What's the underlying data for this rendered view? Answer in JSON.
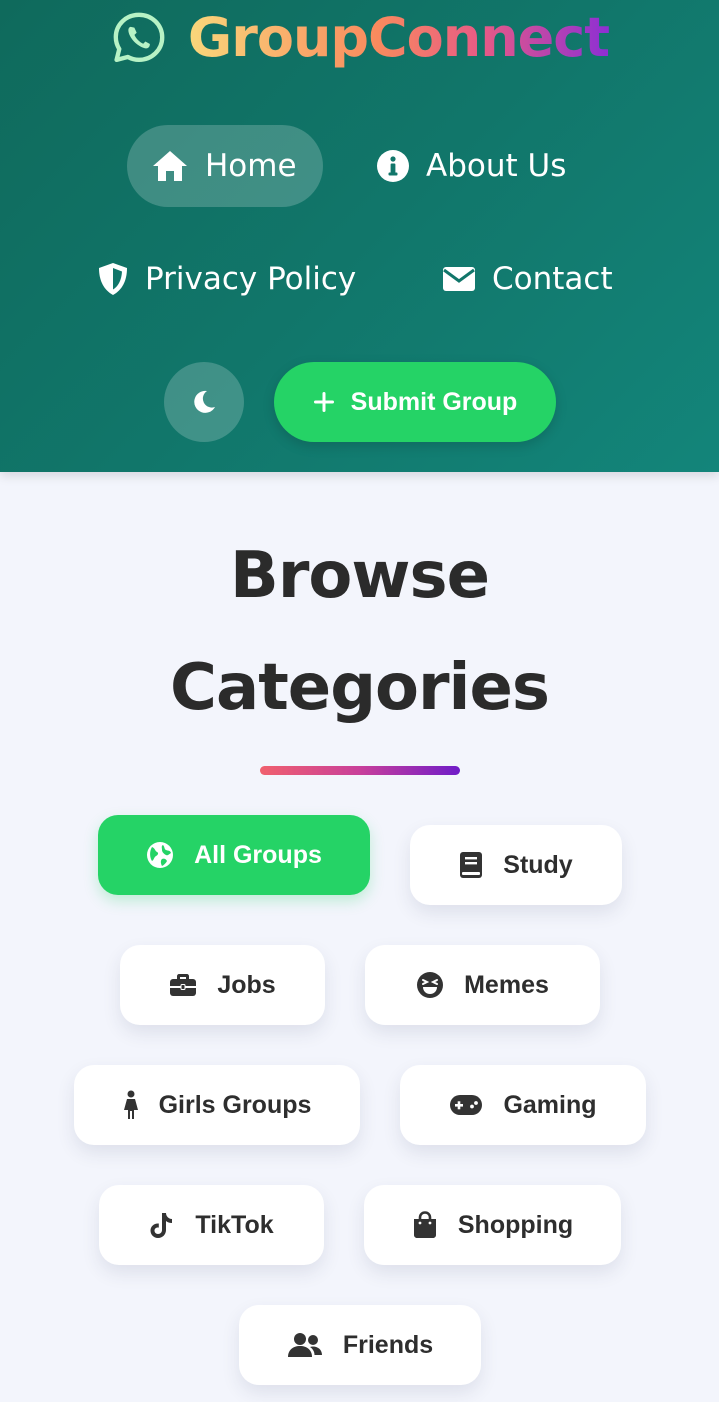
{
  "brand": {
    "name": "GroupConnect",
    "icon": "whatsapp-icon"
  },
  "nav": {
    "home": {
      "label": "Home",
      "icon": "home-icon"
    },
    "about": {
      "label": "About Us",
      "icon": "info-icon"
    },
    "privacy": {
      "label": "Privacy Policy",
      "icon": "shield-icon"
    },
    "contact": {
      "label": "Contact",
      "icon": "envelope-icon"
    }
  },
  "actions": {
    "theme_toggle_icon": "moon-icon",
    "submit_label": "Submit Group",
    "submit_icon": "plus-icon"
  },
  "section": {
    "title_line1": "Browse",
    "title_line2": "Categories"
  },
  "categories": [
    {
      "label": "All Groups",
      "icon": "globe-icon",
      "active": true
    },
    {
      "label": "Study",
      "icon": "book-icon"
    },
    {
      "label": "Jobs",
      "icon": "briefcase-icon"
    },
    {
      "label": "Memes",
      "icon": "laughing-face-icon"
    },
    {
      "label": "Girls Groups",
      "icon": "female-icon"
    },
    {
      "label": "Gaming",
      "icon": "gamepad-icon"
    },
    {
      "label": "TikTok",
      "icon": "tiktok-icon"
    },
    {
      "label": "Shopping",
      "icon": "shopping-bag-icon"
    },
    {
      "label": "Friends",
      "icon": "users-icon"
    }
  ],
  "colors": {
    "header_bg": "#11766a",
    "accent_green": "#25d366",
    "page_bg": "#f3f5fc",
    "text_dark": "#2b2b2b"
  }
}
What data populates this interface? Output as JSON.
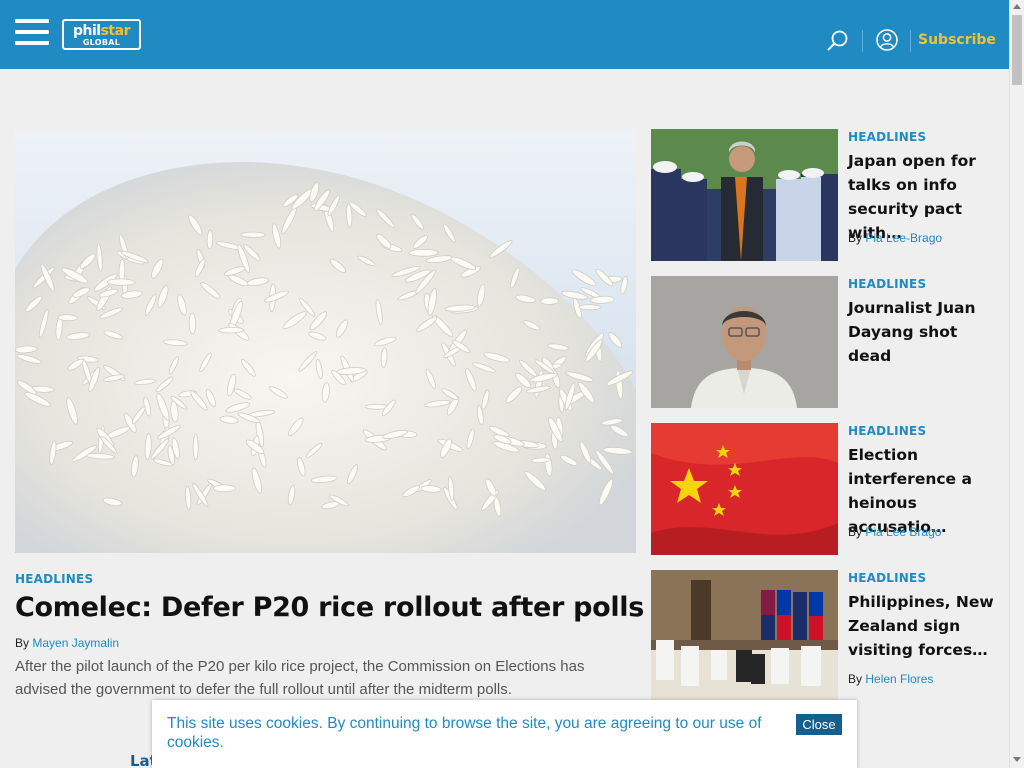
{
  "header": {
    "logo_line1_a": "phil",
    "logo_line1_b": "star",
    "logo_line2": "GLOBAL",
    "subscribe_label": "Subscribe",
    "icons": [
      "menu-icon",
      "search-icon",
      "user-icon"
    ]
  },
  "main_story": {
    "section": "HEADLINES",
    "title": "Comelec: Defer P20 rice rollout after polls",
    "byline_prefix": "By",
    "author": "Mayen Jaymalin",
    "summary": "After the pilot launch of the P20 per kilo rice project, the Commission on Elections  has advised the government to defer the full rollout until after the midterm polls."
  },
  "side_stories": [
    {
      "section": "HEADLINES",
      "title": "Japan open for talks on info security pact with…",
      "byline_prefix": "By",
      "author": "Pia Lee-Brago"
    },
    {
      "section": "HEADLINES",
      "title": "Journalist Juan Dayang shot dead",
      "byline_prefix": "",
      "author": ""
    },
    {
      "section": "HEADLINES",
      "title": "Election interference a heinous accusatio…",
      "byline_prefix": "By",
      "author": "Pia Lee Brago"
    },
    {
      "section": "HEADLINES",
      "title": "Philippines, New Zealand sign visiting forces…",
      "byline_prefix": "By",
      "author": "Helen Flores"
    }
  ],
  "latest_label": "Lat",
  "cookie": {
    "message": "This site uses cookies. By continuing to browse the site, you are agreeing to our use of cookies.",
    "close_label": "Close"
  },
  "colors": {
    "brand_blue": "#1f8bc2",
    "subscribe_yellow": "#f2c230",
    "close_button": "#145f8f"
  }
}
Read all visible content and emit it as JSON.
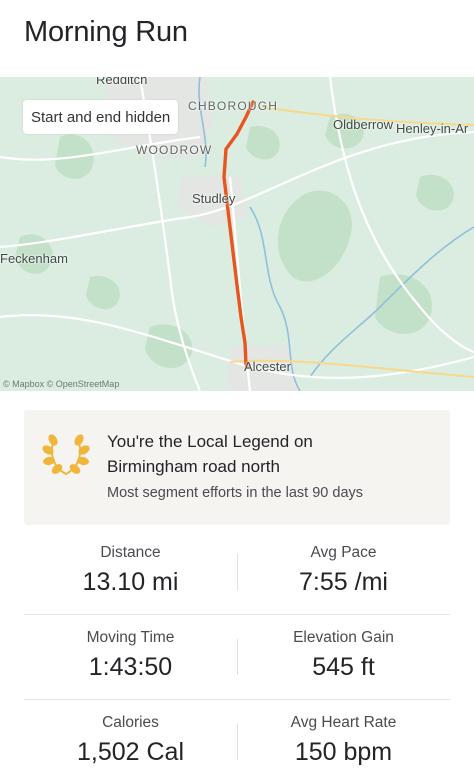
{
  "activity": {
    "title": "Morning Run"
  },
  "map": {
    "privacy_label": "Start and end hidden",
    "attribution": "© Mapbox © OpenStreetMap",
    "places": [
      "Redditch",
      "CHBOROUGH",
      "WOODROW",
      "Studley",
      "Oldberrow",
      "Henley-in-Ar",
      "Feckenham",
      "Alcester"
    ],
    "route_color": "#e8561f"
  },
  "local_legend": {
    "icon": "laurel-wreath-icon",
    "headline_line1": "You're the Local Legend on",
    "headline_line2": "Birmingham road north",
    "subtitle": "Most segment efforts in the last 90 days"
  },
  "stats": [
    {
      "label": "Distance",
      "value": "13.10 mi"
    },
    {
      "label": "Avg Pace",
      "value": "7:55 /mi"
    },
    {
      "label": "Moving Time",
      "value": "1:43:50"
    },
    {
      "label": "Elevation Gain",
      "value": "545 ft"
    },
    {
      "label": "Calories",
      "value": "1,502 Cal"
    },
    {
      "label": "Avg Heart Rate",
      "value": "150 bpm"
    }
  ]
}
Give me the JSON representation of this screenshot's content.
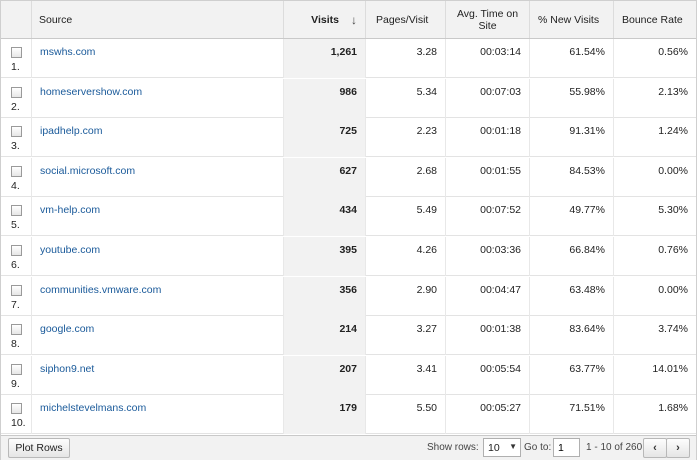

□ □ □ □

▶ Stated task: State how many lines of the listing above include the word "rice". Give nothing but the number.

▶ Full output: 2